In the records below, find each line containing the word "JSON" and copy it.

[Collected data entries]
##############################

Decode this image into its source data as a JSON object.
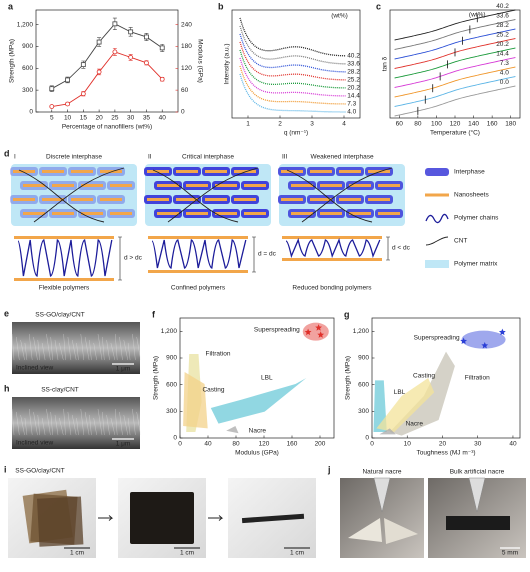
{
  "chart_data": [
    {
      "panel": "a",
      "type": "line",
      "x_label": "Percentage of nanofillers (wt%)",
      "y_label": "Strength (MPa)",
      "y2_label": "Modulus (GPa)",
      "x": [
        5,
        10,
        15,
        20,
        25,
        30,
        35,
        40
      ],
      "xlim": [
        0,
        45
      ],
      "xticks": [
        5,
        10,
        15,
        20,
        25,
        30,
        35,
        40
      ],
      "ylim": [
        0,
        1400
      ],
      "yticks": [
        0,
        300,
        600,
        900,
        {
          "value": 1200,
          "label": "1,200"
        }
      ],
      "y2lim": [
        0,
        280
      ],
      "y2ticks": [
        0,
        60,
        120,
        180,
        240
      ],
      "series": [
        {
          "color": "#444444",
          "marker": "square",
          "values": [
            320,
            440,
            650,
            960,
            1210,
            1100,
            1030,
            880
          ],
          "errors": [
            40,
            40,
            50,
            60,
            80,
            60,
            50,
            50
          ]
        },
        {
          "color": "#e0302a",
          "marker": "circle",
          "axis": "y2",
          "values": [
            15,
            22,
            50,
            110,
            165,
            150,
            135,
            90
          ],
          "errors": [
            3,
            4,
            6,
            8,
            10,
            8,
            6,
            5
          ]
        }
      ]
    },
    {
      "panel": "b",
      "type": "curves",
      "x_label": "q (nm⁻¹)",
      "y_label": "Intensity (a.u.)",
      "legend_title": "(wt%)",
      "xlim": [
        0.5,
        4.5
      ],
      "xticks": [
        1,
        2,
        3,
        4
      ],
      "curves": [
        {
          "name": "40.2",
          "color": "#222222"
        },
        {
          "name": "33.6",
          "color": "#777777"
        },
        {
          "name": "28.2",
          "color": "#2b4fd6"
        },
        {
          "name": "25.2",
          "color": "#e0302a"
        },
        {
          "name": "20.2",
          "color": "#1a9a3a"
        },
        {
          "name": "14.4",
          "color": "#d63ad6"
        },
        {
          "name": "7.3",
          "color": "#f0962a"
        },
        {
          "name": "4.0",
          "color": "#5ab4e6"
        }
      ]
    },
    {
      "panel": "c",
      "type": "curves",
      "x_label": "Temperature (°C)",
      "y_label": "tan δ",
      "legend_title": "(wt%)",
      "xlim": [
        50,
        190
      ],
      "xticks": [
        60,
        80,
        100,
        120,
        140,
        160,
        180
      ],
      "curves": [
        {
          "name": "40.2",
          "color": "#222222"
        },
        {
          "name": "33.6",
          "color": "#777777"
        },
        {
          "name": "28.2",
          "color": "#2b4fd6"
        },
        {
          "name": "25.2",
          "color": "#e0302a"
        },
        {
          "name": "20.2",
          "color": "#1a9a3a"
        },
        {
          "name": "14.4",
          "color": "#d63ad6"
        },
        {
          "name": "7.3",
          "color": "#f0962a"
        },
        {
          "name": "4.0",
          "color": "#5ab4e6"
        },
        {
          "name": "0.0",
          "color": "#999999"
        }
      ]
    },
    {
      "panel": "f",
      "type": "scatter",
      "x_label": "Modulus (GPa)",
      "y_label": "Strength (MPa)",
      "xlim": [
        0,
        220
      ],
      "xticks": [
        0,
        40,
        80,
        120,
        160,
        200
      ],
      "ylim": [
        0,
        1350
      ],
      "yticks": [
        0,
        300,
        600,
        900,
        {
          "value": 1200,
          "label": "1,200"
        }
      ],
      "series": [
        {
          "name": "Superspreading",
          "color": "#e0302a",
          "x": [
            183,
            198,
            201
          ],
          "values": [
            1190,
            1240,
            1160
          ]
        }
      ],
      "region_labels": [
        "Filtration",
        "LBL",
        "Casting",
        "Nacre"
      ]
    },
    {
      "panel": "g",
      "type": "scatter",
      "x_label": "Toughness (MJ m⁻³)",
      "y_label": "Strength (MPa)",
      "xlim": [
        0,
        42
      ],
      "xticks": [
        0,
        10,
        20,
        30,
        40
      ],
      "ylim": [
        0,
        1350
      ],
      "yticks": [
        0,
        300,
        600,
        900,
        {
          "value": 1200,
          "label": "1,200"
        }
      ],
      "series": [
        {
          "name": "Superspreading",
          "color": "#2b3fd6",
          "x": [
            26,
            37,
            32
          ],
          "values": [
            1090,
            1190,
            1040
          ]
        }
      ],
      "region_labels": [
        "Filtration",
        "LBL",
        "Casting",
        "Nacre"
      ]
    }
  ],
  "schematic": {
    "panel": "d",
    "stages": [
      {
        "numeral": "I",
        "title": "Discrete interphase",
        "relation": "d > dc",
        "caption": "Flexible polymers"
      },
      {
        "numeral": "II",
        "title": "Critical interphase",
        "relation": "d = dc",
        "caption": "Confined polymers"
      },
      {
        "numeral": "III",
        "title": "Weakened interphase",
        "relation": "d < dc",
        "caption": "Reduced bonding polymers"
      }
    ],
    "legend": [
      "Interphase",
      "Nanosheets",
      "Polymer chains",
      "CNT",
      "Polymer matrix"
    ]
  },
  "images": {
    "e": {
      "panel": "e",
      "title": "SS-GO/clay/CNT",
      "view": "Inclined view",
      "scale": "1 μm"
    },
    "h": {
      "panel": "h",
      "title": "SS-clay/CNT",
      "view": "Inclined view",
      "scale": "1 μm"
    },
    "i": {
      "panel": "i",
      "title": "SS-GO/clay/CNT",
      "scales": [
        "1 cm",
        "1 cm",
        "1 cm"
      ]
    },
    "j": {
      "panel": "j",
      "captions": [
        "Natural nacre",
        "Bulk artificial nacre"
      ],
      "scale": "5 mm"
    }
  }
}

##############################

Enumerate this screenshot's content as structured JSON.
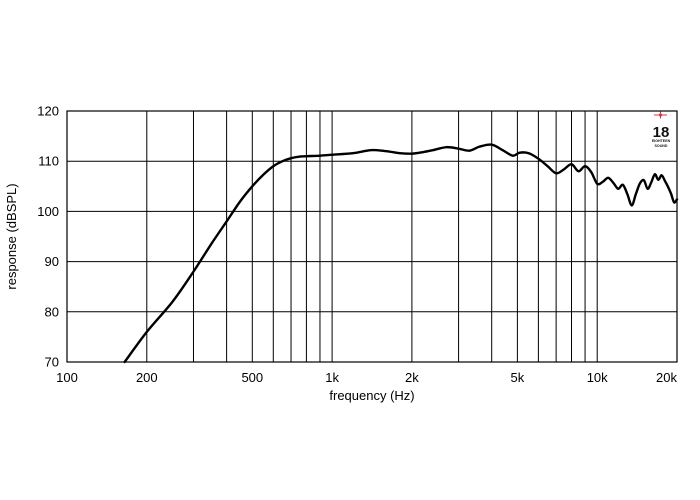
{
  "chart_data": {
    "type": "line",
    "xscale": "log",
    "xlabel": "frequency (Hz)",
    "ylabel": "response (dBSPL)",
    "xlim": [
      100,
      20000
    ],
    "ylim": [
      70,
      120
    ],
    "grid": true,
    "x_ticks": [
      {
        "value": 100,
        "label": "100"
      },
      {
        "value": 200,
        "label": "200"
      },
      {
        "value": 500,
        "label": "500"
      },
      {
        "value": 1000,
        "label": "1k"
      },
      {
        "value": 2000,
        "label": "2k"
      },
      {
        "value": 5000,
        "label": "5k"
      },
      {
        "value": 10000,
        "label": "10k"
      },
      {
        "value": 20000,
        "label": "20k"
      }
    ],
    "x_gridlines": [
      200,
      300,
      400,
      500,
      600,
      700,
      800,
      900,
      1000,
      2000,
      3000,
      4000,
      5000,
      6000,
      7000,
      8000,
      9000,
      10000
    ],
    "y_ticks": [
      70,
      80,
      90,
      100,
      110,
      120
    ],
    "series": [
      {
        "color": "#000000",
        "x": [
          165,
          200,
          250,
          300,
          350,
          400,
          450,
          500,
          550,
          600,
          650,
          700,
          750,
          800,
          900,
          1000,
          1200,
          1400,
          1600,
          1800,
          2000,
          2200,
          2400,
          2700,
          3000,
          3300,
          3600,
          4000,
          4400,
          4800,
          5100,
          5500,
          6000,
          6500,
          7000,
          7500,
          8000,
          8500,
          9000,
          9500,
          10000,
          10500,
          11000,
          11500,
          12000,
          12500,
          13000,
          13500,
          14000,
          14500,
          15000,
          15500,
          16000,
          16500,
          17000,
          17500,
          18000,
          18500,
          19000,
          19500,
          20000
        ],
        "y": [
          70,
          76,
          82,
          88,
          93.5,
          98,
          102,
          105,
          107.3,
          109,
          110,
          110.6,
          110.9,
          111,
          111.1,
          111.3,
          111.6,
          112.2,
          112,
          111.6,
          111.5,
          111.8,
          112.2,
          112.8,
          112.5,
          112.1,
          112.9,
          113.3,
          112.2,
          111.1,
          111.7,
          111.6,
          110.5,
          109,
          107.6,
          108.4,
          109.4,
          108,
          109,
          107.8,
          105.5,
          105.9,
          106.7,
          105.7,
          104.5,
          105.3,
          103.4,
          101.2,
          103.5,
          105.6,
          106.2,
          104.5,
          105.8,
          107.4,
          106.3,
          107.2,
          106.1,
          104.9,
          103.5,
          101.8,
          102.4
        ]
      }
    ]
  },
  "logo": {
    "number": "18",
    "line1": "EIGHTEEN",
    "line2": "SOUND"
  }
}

##############################

FINISHED ANSWER:
Decode this image into its source data as a JSON object.
Enumerate this screenshot's content as structured JSON.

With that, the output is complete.